> WHAT YOU NEED TO DO
1. Answer these questions about the forum thread on ring buffers:
(a) Which JUCE class does the first post give as an example of a lock-free queue?
(b) For what producer/consumer arrangement does the first post want the buffer to be thread-safe?
(c) In the posted code, what value is bufferSize set to, and what duration does the comment say that represents?
2. Carry on the forum thread about ring buffers from its final line.

> PAGE EXCERPT

Ring buffer with multi-writer and latency offset in write

Hi to all,

I’m trying to create/find a ring/circular buffer to use in an application I’m developing.
In my application I have a part that behave like a mixer in a DAW that have audio tracks processed and summed together. The sum of those tracks are saved in a bus that it’s then red by the callback of the audio interface or by another track as input.

My initial idea was to have a ring buffer inside the bus and have the various processor write in those buffer, summing the data in a particular point.
To be able to delay some track (and compensate the latency introduced by the processors) I was thinking to have a way to calculate the position to write in the buffer based on the current write index position and the delay in sample.

But I’m really struggling to find a library that have a ring buffer with that ability to write in various position of the buffer, and are thread-safe for multi-producer/single-consumer.
I’m finding lock-free queues (like the AbstractFifo in juce), that cannot be used in the way I’m thinking, as I can only append a value to the queue, but not sum the values in a variable position of the queue.
Anyone have something like that?
I’ve tries searching in the forum, but haven’t fine something like that.

Or any suggestion to design the system in a different way that can achieve the same result? (Have multiple track with different delay summed together in a buffer that it’s constantly red by the audio interface)
Any possibility to have a solution that permit to write and read from different threads?

I know that’s really hard… but I can see that implemented in some ways in many daw and I would like to understand how.

Hope someone can help me
Thanks to all
Cheers
Daniele

This is really, really complicated.

I would probably try to solve this with dependency graphs. It would allow you to determine which processors depend on each other, and then execute them, in groups, serially (with the option of multi-threading later). This would require multiple buffers that need filling/summing at multiple points, I would implement these as ‘pseudo-processors’ that are part of the graph.

My naive approach to latency compensation would be a ‘worst-case’ buffer based on the maximum latency compensation required but this is probably a bad idea for many reasons!

1 Like

What would you think about something like this?

/*should be at least as great as number of delay samples
* here set to an abitrary size of 1s @ samplerate 44100
*/
constexpr int bufferSize = 44100;	
int bufferWritePos = 0;
HeapBlock<float> ringBuffer(bufferSize, true);

class Track
{
public:
	/*
	.
	.
	.
	*/
	int getWritePos(int currentReadPos)
	{
		auto writePos = currentReadPos + delaySamples;
		if (writePos >= bufferSize)
			writePos = 0;
	}

       /*
      reads the next sample from trackSamples
      */
	float getNextSample();

private:
	int delaySamples;

	//possibly maintaned and filled from a bufferingAudio source or similar
	AudioBuffer<float> trackSamples;
};

std::vector<Track *> tracks;

/*
your audio interface calls this to fill it's buffer with samples
*/
float getNextSummedSampleFromTracks()
{
	for (auto track : tracks)

> INFORMATION PROVIDED
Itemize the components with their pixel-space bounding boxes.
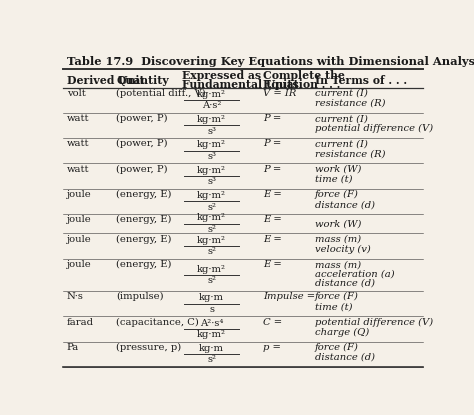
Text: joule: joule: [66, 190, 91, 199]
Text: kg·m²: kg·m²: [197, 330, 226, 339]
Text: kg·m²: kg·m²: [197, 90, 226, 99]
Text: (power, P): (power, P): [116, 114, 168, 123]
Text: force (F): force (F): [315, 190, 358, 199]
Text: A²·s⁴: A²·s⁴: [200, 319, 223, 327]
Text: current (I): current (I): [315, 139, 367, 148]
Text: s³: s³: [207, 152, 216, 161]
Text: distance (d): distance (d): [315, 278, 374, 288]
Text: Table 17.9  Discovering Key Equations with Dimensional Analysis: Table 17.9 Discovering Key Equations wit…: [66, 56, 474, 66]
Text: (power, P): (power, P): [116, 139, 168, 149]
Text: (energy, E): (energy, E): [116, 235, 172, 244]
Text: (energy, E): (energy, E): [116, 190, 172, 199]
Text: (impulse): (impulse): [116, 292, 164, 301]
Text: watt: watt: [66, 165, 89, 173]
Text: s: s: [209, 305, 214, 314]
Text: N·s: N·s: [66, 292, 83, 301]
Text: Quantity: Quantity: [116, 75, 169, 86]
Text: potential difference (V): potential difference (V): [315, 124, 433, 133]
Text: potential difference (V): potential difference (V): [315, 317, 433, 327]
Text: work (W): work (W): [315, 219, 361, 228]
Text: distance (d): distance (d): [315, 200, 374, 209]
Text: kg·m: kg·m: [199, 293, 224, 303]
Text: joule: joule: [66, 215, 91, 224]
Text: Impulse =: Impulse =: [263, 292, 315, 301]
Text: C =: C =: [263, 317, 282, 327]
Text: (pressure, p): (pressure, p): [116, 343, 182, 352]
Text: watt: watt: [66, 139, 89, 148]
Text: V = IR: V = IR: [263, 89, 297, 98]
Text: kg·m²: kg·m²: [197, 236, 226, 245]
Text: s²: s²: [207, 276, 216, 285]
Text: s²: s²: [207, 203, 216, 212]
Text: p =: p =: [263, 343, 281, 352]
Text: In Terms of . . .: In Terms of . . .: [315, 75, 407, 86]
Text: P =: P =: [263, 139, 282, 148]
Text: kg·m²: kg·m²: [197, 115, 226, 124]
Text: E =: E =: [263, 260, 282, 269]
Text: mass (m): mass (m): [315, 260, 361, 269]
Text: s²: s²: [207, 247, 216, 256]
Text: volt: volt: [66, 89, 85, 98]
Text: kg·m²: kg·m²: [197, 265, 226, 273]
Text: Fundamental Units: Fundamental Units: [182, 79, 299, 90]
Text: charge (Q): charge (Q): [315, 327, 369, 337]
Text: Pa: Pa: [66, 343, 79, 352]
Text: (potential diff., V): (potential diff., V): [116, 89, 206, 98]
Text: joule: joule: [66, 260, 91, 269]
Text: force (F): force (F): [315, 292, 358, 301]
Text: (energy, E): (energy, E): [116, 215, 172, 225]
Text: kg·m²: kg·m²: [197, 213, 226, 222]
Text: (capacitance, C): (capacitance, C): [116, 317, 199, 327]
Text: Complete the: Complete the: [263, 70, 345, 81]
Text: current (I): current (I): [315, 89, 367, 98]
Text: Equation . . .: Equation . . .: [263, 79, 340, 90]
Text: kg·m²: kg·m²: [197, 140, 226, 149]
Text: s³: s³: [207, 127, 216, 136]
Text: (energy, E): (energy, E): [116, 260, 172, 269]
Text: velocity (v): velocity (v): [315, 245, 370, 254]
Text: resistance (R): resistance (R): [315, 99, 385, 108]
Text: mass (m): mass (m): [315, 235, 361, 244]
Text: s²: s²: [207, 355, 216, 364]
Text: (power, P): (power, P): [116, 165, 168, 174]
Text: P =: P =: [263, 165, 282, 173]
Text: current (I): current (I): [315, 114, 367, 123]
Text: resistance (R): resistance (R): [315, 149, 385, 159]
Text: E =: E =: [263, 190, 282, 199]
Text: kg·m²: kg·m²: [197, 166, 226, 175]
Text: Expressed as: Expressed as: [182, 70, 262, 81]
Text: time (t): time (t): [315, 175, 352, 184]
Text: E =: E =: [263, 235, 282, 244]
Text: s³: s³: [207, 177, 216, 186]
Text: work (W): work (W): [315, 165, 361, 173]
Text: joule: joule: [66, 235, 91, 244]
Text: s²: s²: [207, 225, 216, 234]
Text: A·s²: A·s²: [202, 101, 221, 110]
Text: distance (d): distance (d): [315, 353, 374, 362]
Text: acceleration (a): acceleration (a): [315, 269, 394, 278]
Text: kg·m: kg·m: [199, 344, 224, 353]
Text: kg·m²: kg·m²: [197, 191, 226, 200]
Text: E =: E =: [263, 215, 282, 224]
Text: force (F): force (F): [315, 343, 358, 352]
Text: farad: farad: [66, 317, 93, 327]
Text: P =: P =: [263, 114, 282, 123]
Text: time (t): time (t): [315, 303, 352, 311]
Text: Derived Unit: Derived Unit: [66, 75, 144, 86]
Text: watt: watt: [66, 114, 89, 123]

> SOLVED PROBLEMS
1.
(a) AbstractFifo.
(b) Multi-producer/single-consumer.
(c) 44100, which the comment says is 1 s at a sample rate of 44100.

2.
	{
		auto sample = track->getNextSample();
		auto writePos = track->getWritePos(bufferWritePos);
		ringBuffer[writePos] += sample;
	}

	auto summedSample = ringBuffer[bufferWritePos];
	ringBuffer[bufferWritePos] = 0.0f;
	bufferWritePos++;

	return summedSample;
}

It’s not the most efficent way to read sample by sample, better would be to read/write a buffer full of samples for each call, but hopefully it will give you some useful input to the design of your system.

Is it not possible to use independent buffers?

Thanks for the answer @oli1 :smiley:

As you was suggesting I absolutely need an audio graph, and in fact I’m implementing a graph of nodes that represent the single processing unit, and all those nodes have their own AudioBuffer where I save their output. The graph keep the connections between the nodes and I can traverse that to create the dependencies list.

What I was trying to achieve was to group the nodes in a way that every chain of nodes, that represent a track, end with a node that write to the ring buffer of the output bus.
In this way I can separate and parallelize the execution of the process of every track’s chain and make that independent.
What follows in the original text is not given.